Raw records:
---+---

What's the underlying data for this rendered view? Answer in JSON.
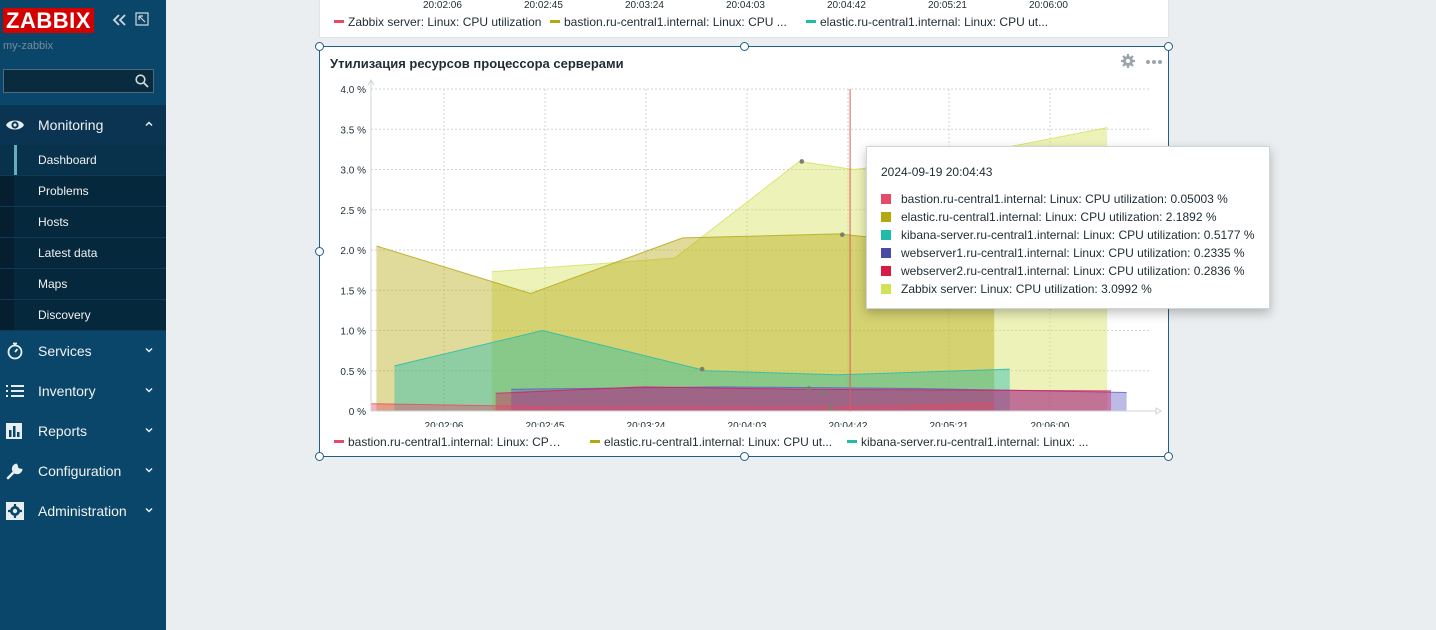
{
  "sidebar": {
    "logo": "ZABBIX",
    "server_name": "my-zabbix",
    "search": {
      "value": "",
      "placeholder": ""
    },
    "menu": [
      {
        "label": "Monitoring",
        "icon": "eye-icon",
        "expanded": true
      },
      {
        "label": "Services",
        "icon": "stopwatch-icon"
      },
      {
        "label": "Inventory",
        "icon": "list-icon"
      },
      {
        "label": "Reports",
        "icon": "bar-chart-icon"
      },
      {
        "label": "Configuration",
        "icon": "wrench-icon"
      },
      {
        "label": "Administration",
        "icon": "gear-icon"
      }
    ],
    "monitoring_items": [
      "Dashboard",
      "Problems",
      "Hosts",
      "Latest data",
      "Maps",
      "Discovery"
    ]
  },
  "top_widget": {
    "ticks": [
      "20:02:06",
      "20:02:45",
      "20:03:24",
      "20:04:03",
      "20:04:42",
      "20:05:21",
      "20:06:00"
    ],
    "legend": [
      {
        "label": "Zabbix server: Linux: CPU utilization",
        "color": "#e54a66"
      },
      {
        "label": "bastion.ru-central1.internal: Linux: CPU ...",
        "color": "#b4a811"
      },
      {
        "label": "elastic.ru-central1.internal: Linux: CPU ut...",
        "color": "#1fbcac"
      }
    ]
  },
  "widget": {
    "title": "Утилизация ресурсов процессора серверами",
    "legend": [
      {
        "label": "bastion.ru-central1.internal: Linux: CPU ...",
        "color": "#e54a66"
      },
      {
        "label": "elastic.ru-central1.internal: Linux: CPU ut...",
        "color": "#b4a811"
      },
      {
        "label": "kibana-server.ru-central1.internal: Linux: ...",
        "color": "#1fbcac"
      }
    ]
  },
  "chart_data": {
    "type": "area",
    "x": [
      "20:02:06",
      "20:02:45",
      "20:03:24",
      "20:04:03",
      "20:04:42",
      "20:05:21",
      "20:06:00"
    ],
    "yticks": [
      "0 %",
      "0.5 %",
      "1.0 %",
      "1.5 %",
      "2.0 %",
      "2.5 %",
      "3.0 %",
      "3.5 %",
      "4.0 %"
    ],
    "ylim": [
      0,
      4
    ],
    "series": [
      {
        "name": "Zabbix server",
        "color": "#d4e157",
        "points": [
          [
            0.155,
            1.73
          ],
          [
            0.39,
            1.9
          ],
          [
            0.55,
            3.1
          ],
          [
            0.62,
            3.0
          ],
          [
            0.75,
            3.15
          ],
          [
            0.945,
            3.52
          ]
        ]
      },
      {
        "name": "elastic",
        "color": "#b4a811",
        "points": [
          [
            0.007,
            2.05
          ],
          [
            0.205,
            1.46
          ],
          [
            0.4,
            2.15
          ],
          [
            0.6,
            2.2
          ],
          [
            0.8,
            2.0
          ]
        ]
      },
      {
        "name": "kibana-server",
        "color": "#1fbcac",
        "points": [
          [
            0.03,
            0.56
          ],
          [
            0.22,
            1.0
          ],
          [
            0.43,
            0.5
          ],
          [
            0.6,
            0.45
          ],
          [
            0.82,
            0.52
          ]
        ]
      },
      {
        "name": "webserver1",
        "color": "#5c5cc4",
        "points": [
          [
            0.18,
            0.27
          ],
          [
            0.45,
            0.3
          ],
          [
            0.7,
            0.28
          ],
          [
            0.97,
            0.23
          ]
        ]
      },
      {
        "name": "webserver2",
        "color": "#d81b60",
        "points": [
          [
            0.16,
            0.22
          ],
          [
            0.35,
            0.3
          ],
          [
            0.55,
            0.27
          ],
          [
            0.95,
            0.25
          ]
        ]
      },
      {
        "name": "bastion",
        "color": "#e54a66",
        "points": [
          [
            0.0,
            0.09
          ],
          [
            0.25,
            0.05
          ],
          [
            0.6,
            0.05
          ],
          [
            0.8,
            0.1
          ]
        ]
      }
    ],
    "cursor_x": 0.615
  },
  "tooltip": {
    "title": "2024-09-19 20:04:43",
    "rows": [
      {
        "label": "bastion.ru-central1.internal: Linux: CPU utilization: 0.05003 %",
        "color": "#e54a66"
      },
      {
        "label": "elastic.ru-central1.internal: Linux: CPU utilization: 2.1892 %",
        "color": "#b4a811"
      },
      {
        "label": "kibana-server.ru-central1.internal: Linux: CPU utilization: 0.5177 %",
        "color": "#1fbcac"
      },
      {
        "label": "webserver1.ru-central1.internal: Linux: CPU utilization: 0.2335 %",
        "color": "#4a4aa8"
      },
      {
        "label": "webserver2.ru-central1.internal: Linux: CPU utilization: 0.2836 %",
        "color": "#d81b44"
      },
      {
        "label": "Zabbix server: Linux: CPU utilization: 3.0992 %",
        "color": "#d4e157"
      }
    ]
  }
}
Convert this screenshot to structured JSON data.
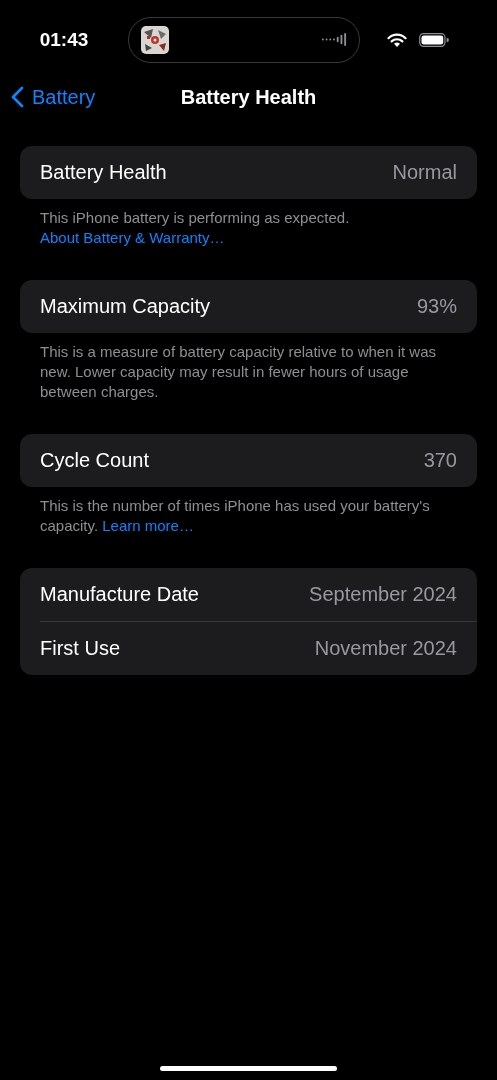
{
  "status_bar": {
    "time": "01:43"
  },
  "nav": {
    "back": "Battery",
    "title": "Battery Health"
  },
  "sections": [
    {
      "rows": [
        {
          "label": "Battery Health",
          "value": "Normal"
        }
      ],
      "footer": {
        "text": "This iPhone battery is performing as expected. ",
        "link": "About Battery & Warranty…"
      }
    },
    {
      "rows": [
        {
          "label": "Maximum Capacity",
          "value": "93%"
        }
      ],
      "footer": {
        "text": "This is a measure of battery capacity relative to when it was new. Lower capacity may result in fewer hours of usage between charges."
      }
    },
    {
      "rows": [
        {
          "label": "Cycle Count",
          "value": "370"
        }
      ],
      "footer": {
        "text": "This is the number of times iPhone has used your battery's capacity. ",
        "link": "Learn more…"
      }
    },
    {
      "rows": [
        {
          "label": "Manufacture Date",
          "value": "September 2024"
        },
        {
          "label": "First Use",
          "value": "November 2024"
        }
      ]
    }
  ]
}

---+---

◆ Your instructions: Drop the pictures and reproduce the rest of the entries above exactly.

◆ Task solution:
What's the underlying data for this rendered view? Answer in JSON.
{
  "sidebar": {
    "logo": "ZABBIX",
    "server_name": "my-zabbix",
    "search": {
      "value": "",
      "placeholder": ""
    },
    "menu": [
      {
        "label": "Monitoring",
        "icon": "eye-icon",
        "expanded": true
      },
      {
        "label": "Services",
        "icon": "stopwatch-icon"
      },
      {
        "label": "Inventory",
        "icon": "list-icon"
      },
      {
        "label": "Reports",
        "icon": "bar-chart-icon"
      },
      {
        "label": "Configuration",
        "icon": "wrench-icon"
      },
      {
        "label": "Administration",
        "icon": "gear-icon"
      }
    ],
    "monitoring_items": [
      "Dashboard",
      "Problems",
      "Hosts",
      "Latest data",
      "Maps",
      "Discovery"
    ]
  },
  "top_widget": {
    "ticks": [
      "20:02:06",
      "20:02:45",
      "20:03:24",
      "20:04:03",
      "20:04:42",
      "20:05:21",
      "20:06:00"
    ],
    "legend": [
      {
        "label": "Zabbix server: Linux: CPU utilization",
        "color": "#e54a66"
      },
      {
        "label": "bastion.ru-central1.internal: Linux: CPU ...",
        "color": "#b4a811"
      },
      {
        "label": "elastic.ru-central1.internal: Linux: CPU ut...",
        "color": "#1fbcac"
      }
    ]
  },
  "widget": {
    "title": "Утилизация ресурсов процессора серверами",
    "legend": [
      {
        "label": "bastion.ru-central1.internal: Linux: CPU ...",
        "color": "#e54a66"
      },
      {
        "label": "elastic.ru-central1.internal: Linux: CPU ut...",
        "color": "#b4a811"
      },
      {
        "label": "kibana-server.ru-central1.internal: Linux: ...",
        "color": "#1fbcac"
      }
    ]
  },
  "chart_data": {
    "type": "area",
    "x": [
      "20:02:06",
      "20:02:45",
      "20:03:24",
      "20:04:03",
      "20:04:42",
      "20:05:21",
      "20:06:00"
    ],
    "yticks": [
      "0 %",
      "0.5 %",
      "1.0 %",
      "1.5 %",
      "2.0 %",
      "2.5 %",
      "3.0 %",
      "3.5 %",
      "4.0 %"
    ],
    "ylim": [
      0,
      4
    ],
    "series": [
      {
        "name": "Zabbix server",
        "color": "#d4e157",
        "points": [
          [
            0.155,
            1.73
          ],
          [
            0.39,
            1.9
          ],
          [
            0.55,
            3.1
          ],
          [
            0.62,
            3.0
          ],
          [
            0.75,
            3.15
          ],
          [
            0.945,
            3.52
          ]
        ]
      },
      {
        "name": "elastic",
        "color": "#b4a811",
        "points": [
          [
            0.007,
            2.05
          ],
          [
            0.205,
            1.46
          ],
          [
            0.4,
            2.15
          ],
          [
            0.6,
            2.2
          ],
          [
            0.8,
            2.0
          ]
        ]
      },
      {
        "name": "kibana-server",
        "color": "#1fbcac",
        "points": [
          [
            0.03,
            0.56
          ],
          [
            0.22,
            1.0
          ],
          [
            0.43,
            0.5
          ],
          [
            0.6,
            0.45
          ],
          [
            0.82,
            0.52
          ]
        ]
      },
      {
        "name": "webserver1",
        "color": "#5c5cc4",
        "points": [
          [
            0.18,
            0.27
          ],
          [
            0.45,
            0.3
          ],
          [
            0.7,
            0.28
          ],
          [
            0.97,
            0.23
          ]
        ]
      },
      {
        "name": "webserver2",
        "color": "#d81b60",
        "points": [
          [
            0.16,
            0.22
          ],
          [
            0.35,
            0.3
          ],
          [
            0.55,
            0.27
          ],
          [
            0.95,
            0.25
          ]
        ]
      },
      {
        "name": "bastion",
        "color": "#e54a66",
        "points": [
          [
            0.0,
            0.09
          ],
          [
            0.25,
            0.05
          ],
          [
            0.6,
            0.05
          ],
          [
            0.8,
            0.1
          ]
        ]
      }
    ],
    "cursor_x": 0.615
  },
  "tooltip": {
    "title": "2024-09-19 20:04:43",
    "rows": [
      {
        "label": "bastion.ru-central1.internal: Linux: CPU utilization: 0.05003 %",
        "color": "#e54a66"
      },
      {
        "label": "elastic.ru-central1.internal: Linux: CPU utilization: 2.1892 %",
        "color": "#b4a811"
      },
      {
        "label": "kibana-server.ru-central1.internal: Linux: CPU utilization: 0.5177 %",
        "color": "#1fbcac"
      },
      {
        "label": "webserver1.ru-central1.internal: Linux: CPU utilization: 0.2335 %",
        "color": "#4a4aa8"
      },
      {
        "label": "webserver2.ru-central1.internal: Linux: CPU utilization: 0.2836 %",
        "color": "#d81b44"
      },
      {
        "label": "Zabbix server: Linux: CPU utilization: 3.0992 %",
        "color": "#d4e157"
      }
    ]
  }
}
Convert this screenshot to structured JSON data.
{
  "status_bar": {
    "time": "01:43"
  },
  "nav": {
    "back": "Battery",
    "title": "Battery Health"
  },
  "sections": [
    {
      "rows": [
        {
          "label": "Battery Health",
          "value": "Normal"
        }
      ],
      "footer": {
        "text": "This iPhone battery is performing as expected. ",
        "link": "About Battery & Warranty…"
      }
    },
    {
      "rows": [
        {
          "label": "Maximum Capacity",
          "value": "93%"
        }
      ],
      "footer": {
        "text": "This is a measure of battery capacity relative to when it was new. Lower capacity may result in fewer hours of usage between charges."
      }
    },
    {
      "rows": [
        {
          "label": "Cycle Count",
          "value": "370"
        }
      ],
      "footer": {
        "text": "This is the number of times iPhone has used your battery's capacity. ",
        "link": "Learn more…"
      }
    },
    {
      "rows": [
        {
          "label": "Manufacture Date",
          "value": "September 2024"
        },
        {
          "label": "First Use",
          "value": "November 2024"
        }
      ]
    }
  ]
}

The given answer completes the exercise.